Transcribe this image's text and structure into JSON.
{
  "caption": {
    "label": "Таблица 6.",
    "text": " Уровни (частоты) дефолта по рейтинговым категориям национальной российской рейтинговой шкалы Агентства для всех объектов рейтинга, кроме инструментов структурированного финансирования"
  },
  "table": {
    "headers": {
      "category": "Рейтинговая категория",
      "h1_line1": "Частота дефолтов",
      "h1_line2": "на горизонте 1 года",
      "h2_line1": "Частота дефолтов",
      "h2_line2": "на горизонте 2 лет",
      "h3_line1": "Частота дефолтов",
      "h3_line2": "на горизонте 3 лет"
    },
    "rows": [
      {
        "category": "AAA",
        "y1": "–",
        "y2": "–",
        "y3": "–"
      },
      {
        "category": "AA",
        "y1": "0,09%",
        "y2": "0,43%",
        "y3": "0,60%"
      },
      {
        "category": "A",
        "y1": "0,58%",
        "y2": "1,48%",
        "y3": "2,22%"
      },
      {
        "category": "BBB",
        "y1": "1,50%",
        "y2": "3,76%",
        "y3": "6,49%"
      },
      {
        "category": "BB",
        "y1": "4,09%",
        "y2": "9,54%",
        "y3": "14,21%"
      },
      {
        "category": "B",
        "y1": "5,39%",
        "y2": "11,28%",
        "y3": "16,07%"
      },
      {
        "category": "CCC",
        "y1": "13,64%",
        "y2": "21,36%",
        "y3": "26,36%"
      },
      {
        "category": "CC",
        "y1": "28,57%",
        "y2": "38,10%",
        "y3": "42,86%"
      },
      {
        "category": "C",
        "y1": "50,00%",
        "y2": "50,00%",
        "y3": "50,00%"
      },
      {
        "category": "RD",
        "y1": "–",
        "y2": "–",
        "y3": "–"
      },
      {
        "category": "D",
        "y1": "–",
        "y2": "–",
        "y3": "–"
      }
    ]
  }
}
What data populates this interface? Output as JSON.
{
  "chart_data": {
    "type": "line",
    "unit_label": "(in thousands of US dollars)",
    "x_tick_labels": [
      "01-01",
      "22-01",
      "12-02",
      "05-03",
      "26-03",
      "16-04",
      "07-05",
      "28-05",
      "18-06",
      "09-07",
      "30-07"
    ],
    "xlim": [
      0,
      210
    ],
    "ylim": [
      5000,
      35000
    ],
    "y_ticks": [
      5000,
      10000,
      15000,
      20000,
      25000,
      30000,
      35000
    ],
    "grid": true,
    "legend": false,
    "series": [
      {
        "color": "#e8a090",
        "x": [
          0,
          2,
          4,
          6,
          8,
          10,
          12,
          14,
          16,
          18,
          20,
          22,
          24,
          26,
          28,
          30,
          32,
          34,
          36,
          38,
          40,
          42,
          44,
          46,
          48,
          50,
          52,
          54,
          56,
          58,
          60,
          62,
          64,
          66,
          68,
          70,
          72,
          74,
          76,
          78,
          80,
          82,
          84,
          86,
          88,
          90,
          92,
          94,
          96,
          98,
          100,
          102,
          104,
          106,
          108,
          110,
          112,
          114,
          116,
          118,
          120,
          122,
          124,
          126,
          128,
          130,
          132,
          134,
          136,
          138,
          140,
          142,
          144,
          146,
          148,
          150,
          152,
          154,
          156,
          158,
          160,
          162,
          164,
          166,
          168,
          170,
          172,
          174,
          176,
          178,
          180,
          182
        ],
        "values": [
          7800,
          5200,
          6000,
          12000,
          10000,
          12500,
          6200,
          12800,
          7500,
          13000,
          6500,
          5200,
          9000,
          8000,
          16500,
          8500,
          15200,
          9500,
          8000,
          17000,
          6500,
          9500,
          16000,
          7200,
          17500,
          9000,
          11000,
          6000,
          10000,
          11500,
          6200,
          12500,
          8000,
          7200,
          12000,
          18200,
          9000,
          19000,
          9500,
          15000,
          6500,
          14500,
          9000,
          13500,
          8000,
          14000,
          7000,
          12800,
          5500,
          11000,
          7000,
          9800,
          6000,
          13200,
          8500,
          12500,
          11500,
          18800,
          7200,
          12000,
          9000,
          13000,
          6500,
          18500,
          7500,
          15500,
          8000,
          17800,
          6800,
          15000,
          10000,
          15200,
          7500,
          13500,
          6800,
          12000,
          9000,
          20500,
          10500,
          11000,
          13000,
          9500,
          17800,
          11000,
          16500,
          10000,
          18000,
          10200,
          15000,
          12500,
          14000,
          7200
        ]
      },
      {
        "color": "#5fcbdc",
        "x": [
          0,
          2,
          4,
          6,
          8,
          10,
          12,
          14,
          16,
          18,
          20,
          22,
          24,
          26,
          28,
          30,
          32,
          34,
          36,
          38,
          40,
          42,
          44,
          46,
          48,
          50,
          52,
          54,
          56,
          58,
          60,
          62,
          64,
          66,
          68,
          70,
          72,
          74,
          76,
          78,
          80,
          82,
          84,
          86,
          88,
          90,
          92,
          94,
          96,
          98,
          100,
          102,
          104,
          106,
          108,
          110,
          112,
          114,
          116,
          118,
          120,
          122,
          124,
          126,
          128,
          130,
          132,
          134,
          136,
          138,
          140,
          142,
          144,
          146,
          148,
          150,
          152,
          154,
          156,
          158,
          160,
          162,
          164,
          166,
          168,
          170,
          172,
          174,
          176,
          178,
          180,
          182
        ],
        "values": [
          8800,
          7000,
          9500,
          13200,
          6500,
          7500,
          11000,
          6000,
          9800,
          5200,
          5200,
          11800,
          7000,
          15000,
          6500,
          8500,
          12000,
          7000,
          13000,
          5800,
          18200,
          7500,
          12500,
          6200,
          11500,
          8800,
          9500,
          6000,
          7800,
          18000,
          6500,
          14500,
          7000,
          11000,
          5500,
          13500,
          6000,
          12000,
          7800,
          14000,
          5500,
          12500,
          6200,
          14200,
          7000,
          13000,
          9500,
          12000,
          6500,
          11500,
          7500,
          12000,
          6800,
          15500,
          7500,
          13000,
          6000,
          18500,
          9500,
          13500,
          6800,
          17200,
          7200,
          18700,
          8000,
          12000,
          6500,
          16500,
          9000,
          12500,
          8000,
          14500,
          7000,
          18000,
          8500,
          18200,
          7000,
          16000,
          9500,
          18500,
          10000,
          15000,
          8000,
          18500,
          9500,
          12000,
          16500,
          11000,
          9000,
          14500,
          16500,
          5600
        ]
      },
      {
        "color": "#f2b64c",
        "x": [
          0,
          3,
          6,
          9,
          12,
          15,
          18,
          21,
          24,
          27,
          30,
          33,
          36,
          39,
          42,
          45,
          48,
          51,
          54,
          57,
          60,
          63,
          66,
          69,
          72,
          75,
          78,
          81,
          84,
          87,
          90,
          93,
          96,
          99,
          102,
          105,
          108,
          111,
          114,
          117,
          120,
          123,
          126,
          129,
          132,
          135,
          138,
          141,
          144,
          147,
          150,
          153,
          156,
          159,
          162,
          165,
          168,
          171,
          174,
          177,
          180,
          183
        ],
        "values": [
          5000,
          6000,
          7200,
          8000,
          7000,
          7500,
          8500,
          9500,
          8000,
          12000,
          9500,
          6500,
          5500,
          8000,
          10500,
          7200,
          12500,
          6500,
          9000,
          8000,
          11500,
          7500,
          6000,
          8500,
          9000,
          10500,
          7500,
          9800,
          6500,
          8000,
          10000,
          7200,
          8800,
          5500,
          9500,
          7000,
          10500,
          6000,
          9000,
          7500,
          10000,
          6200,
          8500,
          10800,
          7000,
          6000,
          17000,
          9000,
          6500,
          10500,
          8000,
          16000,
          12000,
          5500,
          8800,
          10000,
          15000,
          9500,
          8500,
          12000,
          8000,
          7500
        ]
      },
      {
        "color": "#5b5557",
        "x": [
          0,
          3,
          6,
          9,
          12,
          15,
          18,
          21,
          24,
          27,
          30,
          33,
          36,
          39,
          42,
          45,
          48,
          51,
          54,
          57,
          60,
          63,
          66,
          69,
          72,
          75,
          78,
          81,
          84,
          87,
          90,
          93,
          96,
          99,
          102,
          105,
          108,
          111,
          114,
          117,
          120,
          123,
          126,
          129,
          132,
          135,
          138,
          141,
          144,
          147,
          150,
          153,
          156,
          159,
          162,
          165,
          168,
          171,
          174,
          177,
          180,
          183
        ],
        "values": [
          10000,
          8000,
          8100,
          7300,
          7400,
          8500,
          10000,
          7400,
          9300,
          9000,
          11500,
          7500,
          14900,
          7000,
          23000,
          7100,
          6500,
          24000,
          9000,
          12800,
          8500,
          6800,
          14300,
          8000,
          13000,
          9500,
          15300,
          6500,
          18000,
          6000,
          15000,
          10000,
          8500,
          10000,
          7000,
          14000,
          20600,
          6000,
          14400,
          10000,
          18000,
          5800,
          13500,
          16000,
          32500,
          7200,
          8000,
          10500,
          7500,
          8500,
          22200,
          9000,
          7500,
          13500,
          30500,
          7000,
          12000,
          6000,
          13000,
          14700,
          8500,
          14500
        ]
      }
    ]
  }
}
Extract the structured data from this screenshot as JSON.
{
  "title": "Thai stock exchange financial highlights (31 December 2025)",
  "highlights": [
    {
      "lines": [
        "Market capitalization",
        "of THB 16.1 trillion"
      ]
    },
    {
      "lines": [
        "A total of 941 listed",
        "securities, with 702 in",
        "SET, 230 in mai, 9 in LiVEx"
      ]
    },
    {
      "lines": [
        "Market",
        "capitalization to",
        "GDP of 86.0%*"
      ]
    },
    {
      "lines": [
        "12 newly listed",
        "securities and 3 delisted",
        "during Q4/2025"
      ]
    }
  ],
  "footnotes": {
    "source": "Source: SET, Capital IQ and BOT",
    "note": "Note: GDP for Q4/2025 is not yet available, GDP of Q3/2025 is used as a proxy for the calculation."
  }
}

▶ **Aim of the task**
Repeat only the stretch of lines that begins at the line containing "Extract the structured" and ends at the last line above, both included.

▶ **The reply**
Extract the structured data from this screenshot as JSON.
{
  "title": "Thai stock exchange financial highlights (31 December 2025)",
  "highlights": [
    {
      "lines": [
        "Market capitalization",
        "of THB 16.1 trillion"
      ]
    },
    {
      "lines": [
        "A total of 941 listed",
        "securities, with 702 in",
        "SET, 230 in mai, 9 in LiVEx"
      ]
    },
    {
      "lines": [
        "Market",
        "capitalization to",
        "GDP of 86.0%*"
      ]
    },
    {
      "lines": [
        "12 newly listed",
        "securities and 3 delisted",
        "during Q4/2025"
      ]
    }
  ],
  "footnotes": {
    "source": "Source: SET, Capital IQ and BOT",
    "note": "Note: GDP for Q4/2025 is not yet available, GDP of Q3/2025 is used as a proxy for the calculation."
  }
}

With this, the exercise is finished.